[Excerpts from a figure dataset]
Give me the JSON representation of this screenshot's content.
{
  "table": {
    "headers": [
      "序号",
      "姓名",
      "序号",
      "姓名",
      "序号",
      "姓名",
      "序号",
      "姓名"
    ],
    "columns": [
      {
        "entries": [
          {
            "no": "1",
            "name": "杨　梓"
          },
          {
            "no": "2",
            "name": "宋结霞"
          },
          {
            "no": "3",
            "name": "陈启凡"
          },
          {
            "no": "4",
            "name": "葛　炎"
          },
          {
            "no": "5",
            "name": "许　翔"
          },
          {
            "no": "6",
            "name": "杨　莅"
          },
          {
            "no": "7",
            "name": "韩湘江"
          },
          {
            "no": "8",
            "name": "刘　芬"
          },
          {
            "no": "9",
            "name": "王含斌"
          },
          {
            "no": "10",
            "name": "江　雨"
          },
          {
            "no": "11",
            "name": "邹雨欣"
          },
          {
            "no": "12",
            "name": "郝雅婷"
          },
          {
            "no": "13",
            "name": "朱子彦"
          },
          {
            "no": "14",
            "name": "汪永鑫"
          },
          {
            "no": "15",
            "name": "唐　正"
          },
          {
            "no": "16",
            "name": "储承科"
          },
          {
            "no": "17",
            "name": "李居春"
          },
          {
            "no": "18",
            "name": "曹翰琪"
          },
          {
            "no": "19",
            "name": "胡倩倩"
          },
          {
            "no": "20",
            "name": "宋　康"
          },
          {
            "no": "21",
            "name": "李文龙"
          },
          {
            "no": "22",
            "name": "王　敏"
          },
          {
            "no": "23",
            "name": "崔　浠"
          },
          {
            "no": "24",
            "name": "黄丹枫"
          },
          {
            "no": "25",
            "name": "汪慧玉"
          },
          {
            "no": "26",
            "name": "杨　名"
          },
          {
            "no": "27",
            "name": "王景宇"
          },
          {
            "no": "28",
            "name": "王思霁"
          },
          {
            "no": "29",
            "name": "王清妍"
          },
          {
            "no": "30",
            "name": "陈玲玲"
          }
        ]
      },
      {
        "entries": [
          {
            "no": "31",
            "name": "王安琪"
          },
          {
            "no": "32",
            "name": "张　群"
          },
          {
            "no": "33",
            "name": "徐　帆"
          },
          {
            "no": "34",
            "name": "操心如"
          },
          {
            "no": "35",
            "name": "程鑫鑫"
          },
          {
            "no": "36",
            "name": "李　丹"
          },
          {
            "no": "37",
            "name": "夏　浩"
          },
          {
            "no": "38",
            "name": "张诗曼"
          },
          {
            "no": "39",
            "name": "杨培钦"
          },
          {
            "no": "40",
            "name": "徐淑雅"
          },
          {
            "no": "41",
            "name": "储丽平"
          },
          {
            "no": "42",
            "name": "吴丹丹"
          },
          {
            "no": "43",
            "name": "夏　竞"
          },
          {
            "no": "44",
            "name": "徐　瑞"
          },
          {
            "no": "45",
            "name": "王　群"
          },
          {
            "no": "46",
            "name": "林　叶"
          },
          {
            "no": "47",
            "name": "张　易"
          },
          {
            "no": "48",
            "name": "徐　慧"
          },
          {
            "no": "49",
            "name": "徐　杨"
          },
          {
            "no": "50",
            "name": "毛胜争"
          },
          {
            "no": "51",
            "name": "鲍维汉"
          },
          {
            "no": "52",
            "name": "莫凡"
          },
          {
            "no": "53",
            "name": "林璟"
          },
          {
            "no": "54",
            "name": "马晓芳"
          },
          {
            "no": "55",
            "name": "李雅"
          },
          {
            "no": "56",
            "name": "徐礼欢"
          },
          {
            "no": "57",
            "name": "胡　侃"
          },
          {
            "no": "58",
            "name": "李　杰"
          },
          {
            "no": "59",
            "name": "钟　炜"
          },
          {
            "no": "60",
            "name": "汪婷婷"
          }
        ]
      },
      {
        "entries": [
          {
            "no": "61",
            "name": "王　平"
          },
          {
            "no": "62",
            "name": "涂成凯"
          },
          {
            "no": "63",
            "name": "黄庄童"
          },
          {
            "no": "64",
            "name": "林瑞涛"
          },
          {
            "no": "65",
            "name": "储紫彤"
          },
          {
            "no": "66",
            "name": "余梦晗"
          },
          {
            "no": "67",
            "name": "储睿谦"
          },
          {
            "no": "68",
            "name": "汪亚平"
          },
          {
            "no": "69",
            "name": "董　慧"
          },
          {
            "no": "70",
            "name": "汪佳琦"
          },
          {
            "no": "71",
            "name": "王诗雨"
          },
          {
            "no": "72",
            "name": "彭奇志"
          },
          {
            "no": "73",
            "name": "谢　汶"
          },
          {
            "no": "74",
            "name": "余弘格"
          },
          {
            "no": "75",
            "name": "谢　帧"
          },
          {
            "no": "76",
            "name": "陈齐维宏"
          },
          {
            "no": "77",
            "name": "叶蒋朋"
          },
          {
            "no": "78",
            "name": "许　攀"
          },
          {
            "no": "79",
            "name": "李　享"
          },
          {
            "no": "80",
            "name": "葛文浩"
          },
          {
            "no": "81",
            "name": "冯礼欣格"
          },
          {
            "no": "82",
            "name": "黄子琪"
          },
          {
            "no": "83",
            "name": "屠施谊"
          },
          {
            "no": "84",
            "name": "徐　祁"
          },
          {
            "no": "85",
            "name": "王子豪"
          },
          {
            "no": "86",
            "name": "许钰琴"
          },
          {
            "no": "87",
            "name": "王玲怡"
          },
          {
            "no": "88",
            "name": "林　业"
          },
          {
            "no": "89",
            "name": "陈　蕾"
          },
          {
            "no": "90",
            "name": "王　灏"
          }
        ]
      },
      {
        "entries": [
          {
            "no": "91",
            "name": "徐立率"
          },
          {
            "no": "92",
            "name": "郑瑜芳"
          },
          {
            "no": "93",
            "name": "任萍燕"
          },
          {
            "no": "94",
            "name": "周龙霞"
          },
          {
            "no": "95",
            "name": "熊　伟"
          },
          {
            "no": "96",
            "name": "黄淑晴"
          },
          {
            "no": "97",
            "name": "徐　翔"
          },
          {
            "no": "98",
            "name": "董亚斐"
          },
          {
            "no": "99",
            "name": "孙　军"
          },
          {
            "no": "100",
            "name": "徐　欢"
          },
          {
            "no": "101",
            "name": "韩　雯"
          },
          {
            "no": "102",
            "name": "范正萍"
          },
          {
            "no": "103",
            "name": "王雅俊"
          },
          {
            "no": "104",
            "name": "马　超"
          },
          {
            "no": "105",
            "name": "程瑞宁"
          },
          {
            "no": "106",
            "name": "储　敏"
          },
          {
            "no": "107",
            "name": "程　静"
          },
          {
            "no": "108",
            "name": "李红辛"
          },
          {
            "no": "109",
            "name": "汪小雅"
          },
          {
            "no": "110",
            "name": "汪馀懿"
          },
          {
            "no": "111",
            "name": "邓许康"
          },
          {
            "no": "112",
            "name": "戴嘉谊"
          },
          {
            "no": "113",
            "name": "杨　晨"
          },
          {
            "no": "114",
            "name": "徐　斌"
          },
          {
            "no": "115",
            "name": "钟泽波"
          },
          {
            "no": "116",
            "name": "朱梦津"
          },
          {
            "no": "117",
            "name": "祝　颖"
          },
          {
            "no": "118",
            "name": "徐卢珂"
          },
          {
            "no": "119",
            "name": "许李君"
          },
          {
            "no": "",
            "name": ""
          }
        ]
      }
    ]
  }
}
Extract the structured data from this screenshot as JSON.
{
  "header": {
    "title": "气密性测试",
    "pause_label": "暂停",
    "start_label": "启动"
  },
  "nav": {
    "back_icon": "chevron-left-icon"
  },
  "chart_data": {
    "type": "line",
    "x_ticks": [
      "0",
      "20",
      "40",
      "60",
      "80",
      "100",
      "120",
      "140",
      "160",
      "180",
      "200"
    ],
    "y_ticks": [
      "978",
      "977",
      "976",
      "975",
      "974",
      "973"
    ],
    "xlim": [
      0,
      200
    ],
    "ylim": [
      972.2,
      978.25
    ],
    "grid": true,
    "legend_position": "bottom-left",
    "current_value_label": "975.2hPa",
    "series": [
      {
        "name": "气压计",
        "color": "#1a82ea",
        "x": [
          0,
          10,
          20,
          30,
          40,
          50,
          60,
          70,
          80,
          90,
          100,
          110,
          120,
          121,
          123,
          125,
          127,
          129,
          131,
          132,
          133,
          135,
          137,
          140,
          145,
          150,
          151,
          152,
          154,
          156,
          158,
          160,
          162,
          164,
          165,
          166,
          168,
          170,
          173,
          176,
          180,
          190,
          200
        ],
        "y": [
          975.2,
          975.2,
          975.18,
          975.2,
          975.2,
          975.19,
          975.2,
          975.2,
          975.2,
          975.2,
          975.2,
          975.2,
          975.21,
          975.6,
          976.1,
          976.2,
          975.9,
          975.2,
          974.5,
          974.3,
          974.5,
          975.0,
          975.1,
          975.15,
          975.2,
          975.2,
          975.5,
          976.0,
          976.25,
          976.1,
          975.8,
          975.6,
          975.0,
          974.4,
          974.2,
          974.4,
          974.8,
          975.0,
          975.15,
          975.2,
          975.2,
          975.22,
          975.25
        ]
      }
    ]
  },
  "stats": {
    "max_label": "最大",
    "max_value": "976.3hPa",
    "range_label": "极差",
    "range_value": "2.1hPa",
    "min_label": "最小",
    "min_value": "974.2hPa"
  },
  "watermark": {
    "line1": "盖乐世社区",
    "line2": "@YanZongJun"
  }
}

Direction -
Return the lines of the records that include the string "JSON".

Response to this exercise -
Give me the JSON representation of this screenshot's content.
Extract the structured data from this screenshot as JSON.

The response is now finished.